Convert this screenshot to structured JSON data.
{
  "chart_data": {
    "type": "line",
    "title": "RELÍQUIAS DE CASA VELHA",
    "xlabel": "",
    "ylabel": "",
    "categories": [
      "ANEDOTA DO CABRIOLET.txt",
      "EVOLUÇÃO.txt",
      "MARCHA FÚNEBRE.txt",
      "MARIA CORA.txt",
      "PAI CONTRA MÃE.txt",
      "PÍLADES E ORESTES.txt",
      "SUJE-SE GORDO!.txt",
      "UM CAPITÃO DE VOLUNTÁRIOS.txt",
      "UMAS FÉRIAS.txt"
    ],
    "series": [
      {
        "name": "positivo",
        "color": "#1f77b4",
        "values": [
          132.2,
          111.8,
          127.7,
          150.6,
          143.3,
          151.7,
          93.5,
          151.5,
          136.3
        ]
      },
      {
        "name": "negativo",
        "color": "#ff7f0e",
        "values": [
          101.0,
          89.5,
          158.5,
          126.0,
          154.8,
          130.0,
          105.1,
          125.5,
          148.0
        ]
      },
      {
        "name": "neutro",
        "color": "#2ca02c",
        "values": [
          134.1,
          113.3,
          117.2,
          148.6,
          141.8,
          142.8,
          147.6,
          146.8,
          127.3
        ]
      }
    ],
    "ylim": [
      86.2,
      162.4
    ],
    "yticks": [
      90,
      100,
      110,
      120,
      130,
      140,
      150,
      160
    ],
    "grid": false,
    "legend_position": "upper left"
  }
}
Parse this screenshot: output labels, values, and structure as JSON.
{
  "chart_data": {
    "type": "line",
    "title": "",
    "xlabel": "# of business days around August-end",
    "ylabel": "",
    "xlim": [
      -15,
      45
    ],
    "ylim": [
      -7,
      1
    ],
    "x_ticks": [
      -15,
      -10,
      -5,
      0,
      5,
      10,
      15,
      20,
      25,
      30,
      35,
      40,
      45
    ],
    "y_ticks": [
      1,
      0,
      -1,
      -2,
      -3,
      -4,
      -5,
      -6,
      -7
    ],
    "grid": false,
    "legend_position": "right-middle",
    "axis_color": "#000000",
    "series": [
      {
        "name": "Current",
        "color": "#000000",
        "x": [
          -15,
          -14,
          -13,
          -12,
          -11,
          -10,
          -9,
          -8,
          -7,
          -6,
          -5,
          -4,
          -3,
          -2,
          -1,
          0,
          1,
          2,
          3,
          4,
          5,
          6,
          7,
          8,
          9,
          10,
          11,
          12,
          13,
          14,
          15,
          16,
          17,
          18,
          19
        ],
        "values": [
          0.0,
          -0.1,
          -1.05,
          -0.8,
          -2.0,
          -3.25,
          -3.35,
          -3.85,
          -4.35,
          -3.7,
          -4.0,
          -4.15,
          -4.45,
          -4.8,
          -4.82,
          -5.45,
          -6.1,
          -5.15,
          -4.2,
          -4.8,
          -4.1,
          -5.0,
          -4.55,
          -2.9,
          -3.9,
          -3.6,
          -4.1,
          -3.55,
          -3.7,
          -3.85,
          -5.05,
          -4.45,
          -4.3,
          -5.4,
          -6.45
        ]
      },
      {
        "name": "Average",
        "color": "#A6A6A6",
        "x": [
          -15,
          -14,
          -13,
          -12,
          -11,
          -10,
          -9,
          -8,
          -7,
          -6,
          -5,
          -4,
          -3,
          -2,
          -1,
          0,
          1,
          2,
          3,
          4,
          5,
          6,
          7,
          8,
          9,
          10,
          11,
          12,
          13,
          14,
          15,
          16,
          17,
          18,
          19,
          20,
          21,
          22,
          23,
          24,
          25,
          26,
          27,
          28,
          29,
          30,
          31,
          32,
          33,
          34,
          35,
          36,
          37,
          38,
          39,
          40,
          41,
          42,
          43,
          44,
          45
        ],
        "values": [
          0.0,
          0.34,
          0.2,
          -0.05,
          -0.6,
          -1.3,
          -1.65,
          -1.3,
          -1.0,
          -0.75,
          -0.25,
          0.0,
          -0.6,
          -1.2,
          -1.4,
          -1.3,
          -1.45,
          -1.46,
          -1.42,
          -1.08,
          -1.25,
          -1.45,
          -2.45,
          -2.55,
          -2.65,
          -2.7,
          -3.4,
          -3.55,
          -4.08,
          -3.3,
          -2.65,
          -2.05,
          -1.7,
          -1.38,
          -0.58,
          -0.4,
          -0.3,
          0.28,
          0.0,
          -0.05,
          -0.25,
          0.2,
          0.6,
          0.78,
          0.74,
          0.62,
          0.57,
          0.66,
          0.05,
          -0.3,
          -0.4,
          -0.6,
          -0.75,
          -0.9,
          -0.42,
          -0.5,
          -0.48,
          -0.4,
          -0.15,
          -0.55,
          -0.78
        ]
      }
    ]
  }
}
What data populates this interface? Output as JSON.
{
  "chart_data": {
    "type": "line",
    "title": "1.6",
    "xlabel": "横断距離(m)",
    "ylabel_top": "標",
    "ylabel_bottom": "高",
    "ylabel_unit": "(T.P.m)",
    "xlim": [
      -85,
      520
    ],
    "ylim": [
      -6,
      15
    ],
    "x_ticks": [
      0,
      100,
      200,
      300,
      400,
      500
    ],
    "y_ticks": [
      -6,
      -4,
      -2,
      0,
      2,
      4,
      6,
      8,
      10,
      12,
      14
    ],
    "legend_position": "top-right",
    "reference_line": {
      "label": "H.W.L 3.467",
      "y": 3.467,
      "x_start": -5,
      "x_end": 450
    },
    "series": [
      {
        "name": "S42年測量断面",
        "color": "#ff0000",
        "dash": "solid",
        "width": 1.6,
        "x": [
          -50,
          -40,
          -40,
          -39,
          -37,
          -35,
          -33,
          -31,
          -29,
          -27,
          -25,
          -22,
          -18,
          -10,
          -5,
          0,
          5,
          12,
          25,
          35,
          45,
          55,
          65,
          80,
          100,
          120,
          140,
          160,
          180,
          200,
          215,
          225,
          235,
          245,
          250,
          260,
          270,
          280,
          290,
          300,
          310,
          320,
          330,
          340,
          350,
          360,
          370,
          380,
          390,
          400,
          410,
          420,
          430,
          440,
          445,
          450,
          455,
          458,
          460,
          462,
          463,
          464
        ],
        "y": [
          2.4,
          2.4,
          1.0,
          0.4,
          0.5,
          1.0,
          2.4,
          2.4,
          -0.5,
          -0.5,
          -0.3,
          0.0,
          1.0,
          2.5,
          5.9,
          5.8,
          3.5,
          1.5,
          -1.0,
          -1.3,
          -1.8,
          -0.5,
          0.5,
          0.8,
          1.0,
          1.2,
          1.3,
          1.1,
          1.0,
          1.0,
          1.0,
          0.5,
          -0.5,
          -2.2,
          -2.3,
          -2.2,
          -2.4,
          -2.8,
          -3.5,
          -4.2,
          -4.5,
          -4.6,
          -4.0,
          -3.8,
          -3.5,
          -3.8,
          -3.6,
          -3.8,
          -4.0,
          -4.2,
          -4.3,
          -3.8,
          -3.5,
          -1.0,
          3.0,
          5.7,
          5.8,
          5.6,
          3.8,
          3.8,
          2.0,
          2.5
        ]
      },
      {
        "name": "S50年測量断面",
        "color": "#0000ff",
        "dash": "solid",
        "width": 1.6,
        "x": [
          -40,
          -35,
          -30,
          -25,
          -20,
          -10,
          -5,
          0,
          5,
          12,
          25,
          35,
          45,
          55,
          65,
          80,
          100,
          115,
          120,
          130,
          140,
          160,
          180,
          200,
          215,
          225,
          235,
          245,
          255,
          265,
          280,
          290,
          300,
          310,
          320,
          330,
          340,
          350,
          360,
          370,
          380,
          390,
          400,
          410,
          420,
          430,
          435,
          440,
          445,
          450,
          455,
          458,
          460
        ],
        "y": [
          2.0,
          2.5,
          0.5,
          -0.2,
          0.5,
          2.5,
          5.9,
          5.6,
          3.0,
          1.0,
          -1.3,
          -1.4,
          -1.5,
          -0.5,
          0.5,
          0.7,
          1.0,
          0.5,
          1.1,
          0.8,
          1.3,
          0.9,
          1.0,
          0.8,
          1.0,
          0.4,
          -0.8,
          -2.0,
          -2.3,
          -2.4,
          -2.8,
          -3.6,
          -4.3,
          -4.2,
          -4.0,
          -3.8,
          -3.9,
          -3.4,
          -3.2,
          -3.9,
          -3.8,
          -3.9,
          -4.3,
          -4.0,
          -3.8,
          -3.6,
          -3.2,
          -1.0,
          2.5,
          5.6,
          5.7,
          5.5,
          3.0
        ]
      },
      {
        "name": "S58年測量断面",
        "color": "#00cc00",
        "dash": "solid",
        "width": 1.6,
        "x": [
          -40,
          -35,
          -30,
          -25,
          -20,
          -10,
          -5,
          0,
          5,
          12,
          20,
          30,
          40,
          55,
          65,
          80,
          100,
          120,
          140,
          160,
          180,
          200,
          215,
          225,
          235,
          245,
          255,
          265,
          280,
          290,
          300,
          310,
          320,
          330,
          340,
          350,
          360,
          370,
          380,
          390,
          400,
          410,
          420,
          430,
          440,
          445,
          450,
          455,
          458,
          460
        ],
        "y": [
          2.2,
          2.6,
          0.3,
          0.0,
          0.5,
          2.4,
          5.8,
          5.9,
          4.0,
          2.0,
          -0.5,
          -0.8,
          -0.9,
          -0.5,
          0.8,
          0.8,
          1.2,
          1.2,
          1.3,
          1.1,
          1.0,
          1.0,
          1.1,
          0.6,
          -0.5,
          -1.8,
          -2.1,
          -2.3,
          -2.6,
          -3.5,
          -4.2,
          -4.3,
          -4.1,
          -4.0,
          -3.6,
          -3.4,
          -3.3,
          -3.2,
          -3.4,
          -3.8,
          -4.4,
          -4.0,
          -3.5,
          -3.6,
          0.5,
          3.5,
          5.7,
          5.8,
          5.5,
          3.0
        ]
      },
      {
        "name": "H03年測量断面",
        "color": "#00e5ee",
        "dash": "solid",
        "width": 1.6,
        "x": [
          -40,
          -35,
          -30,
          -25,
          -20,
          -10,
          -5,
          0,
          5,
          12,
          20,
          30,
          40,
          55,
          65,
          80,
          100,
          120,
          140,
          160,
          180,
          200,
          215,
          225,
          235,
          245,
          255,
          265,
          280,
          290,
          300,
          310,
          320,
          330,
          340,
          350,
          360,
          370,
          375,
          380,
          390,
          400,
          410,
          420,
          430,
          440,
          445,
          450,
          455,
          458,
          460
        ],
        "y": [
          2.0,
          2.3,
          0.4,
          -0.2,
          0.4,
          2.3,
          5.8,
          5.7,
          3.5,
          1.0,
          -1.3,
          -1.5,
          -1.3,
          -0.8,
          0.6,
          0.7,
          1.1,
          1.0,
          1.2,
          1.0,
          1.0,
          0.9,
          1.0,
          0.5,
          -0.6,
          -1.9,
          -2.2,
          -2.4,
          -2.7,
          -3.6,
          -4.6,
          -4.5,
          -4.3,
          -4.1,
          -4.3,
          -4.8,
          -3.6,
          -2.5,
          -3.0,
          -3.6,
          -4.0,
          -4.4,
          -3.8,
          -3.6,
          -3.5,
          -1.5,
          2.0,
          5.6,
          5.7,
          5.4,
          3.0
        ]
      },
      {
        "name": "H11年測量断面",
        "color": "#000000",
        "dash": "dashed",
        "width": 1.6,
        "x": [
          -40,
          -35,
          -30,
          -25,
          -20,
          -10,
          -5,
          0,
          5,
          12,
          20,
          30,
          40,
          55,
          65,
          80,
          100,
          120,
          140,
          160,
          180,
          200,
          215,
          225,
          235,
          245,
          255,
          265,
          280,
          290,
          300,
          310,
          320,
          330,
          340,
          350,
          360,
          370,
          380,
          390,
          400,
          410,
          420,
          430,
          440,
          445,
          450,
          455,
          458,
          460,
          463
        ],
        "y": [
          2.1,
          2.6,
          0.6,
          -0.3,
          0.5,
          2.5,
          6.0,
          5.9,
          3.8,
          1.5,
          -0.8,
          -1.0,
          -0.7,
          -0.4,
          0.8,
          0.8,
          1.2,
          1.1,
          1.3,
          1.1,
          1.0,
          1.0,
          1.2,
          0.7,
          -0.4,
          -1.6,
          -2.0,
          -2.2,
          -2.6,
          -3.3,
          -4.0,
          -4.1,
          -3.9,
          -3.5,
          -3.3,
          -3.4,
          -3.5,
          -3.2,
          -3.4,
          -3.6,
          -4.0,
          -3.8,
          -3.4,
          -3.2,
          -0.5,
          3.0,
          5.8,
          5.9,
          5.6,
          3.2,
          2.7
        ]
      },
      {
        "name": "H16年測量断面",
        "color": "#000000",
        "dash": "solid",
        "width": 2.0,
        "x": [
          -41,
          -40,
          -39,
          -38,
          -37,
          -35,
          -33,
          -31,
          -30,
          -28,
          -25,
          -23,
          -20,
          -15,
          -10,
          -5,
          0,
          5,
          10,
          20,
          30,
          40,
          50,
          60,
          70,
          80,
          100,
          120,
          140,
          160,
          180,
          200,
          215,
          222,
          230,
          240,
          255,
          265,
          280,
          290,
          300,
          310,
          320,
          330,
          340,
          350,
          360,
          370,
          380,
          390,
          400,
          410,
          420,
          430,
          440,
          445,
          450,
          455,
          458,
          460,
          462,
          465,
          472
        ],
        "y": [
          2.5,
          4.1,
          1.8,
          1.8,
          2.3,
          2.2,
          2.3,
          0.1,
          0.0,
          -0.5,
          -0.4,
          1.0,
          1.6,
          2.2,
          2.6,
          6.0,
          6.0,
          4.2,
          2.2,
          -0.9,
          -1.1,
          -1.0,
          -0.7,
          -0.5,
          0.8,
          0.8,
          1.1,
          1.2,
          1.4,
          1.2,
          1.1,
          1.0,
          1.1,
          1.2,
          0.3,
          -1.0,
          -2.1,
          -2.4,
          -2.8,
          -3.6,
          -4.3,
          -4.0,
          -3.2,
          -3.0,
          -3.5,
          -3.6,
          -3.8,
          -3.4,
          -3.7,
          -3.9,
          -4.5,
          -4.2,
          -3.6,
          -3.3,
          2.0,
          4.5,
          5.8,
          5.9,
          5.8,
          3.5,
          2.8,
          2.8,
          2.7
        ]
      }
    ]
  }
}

━━━━━━━━━━

→ **OBJECTIVE**
Among the lines of the data, identify those with the word "this". Copy each of them.

→ **WRITTEN REPLY**
Convert this screenshot to structured JSON data.
Parse this screenshot: output labels, values, and structure as JSON.
What data populates this interface? Output as JSON.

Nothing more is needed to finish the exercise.